_WHAT IS BEING ASKED_:
Copy out all the lines where "Stock" shows up.

■ ■ ■ ■

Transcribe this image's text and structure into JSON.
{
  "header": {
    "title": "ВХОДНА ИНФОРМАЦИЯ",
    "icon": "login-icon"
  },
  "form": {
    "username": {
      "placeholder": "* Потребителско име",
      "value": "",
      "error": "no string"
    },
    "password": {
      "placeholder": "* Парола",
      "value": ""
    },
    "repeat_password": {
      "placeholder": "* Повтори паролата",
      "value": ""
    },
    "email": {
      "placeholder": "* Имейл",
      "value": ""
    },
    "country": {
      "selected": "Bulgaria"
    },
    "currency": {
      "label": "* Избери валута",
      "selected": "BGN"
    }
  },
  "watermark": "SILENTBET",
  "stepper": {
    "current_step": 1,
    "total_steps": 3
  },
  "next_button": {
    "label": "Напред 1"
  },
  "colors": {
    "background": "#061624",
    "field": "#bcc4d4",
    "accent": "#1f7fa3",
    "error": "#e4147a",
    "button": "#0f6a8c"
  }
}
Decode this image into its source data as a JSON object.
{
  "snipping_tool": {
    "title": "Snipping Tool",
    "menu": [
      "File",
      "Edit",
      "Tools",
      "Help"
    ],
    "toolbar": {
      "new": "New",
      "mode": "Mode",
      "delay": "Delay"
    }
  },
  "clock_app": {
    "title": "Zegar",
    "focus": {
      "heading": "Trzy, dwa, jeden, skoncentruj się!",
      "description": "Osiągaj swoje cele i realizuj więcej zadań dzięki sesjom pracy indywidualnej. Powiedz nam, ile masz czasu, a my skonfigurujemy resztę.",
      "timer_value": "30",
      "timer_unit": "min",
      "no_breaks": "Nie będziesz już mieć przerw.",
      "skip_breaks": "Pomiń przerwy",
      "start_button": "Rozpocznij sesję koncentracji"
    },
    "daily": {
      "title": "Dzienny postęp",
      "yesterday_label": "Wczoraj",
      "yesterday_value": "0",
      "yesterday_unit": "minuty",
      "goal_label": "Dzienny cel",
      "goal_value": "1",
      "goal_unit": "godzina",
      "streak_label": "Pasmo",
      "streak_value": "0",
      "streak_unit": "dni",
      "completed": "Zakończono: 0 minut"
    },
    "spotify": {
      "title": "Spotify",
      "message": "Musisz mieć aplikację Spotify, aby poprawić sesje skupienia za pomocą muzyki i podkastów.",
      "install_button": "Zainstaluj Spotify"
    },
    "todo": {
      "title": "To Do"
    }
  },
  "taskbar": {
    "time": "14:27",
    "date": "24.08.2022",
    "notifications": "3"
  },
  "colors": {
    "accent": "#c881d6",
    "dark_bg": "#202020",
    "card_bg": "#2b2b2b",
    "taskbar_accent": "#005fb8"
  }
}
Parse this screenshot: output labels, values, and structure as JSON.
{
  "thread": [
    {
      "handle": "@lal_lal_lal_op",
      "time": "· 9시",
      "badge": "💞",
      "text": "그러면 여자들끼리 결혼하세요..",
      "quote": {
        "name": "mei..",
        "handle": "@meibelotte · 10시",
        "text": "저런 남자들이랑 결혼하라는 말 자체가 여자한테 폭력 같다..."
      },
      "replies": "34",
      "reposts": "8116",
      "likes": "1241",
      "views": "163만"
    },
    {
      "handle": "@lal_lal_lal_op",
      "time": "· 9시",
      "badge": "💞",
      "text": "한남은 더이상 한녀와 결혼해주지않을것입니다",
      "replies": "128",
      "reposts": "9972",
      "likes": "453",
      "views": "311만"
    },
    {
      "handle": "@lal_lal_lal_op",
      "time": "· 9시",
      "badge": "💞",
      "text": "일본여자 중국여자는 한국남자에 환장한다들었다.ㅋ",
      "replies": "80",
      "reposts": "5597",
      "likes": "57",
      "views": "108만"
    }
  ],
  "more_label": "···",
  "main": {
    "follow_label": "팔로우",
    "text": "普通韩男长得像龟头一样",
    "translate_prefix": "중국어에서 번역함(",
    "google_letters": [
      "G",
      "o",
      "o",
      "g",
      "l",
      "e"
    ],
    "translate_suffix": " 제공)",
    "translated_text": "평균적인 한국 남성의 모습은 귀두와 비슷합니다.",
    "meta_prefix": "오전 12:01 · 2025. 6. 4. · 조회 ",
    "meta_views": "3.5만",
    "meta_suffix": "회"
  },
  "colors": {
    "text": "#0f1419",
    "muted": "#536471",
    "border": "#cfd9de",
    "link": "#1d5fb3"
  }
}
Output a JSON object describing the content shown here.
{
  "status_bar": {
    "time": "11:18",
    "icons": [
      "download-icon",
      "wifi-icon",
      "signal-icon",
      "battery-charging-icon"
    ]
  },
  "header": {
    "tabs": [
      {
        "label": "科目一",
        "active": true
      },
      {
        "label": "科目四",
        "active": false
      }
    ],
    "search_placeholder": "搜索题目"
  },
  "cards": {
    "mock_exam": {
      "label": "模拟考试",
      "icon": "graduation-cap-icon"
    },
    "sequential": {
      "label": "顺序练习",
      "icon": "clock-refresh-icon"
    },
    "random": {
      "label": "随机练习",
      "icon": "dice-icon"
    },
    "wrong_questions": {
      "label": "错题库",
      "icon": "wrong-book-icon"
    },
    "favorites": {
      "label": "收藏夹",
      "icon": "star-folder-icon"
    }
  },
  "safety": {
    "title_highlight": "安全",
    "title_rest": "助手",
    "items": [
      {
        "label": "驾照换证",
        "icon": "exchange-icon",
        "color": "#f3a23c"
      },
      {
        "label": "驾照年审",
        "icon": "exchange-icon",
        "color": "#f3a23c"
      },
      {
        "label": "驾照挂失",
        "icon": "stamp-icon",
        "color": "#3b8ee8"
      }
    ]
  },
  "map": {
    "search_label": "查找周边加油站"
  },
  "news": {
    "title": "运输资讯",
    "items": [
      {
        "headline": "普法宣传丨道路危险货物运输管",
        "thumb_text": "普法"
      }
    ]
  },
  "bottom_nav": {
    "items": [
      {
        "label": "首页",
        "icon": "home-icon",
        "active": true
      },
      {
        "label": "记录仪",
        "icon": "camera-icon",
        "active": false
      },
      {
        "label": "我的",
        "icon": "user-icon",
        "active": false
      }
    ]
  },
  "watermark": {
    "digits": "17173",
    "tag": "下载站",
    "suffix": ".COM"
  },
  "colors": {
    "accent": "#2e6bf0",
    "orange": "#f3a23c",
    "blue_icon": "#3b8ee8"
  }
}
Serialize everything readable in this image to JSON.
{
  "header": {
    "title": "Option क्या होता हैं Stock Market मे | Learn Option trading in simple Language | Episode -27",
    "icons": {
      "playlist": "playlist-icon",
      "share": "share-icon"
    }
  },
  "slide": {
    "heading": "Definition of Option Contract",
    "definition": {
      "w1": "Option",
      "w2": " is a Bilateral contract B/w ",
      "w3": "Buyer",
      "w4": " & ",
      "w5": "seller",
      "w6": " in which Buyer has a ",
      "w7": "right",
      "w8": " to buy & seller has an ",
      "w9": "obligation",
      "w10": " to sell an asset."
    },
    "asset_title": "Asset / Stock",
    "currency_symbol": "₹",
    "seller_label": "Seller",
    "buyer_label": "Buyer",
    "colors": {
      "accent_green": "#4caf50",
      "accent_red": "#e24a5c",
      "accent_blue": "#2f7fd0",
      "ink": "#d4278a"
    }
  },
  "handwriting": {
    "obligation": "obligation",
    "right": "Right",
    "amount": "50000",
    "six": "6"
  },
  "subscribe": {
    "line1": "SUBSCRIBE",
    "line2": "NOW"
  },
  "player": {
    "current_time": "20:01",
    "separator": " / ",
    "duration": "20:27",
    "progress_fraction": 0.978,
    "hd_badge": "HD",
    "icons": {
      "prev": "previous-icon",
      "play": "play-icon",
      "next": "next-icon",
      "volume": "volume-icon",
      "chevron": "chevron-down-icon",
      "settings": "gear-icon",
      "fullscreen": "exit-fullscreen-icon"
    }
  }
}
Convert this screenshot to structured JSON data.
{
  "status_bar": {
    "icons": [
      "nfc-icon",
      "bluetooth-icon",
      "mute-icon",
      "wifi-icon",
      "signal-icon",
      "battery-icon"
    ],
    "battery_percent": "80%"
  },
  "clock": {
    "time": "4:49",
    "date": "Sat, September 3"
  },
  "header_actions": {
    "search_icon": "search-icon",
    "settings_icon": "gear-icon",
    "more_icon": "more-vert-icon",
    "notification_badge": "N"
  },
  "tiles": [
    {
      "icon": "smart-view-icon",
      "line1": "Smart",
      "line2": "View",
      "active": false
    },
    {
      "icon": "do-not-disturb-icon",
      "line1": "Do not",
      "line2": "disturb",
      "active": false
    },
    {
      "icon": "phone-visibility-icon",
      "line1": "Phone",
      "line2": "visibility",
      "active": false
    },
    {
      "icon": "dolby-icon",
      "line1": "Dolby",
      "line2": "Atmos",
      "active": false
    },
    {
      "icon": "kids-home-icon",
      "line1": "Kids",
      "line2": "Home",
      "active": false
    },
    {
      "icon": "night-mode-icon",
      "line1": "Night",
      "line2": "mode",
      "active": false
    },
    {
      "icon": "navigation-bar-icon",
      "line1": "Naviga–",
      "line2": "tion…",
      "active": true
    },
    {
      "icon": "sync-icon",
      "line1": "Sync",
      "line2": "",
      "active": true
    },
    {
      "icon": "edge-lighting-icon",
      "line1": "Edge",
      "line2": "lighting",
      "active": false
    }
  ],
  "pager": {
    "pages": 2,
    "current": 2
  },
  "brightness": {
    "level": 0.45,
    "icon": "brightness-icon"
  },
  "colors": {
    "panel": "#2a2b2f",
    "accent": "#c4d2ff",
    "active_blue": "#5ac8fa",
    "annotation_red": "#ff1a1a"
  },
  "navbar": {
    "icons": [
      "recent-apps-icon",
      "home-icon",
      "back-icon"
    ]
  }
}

■ ■ ■ ■

_FINAL ANSWER_:
    "title": "Option क्या होता हैं Stock Market मे | Learn Option trading in simple Language | Episode -27",
    "asset_title": "Asset / Stock",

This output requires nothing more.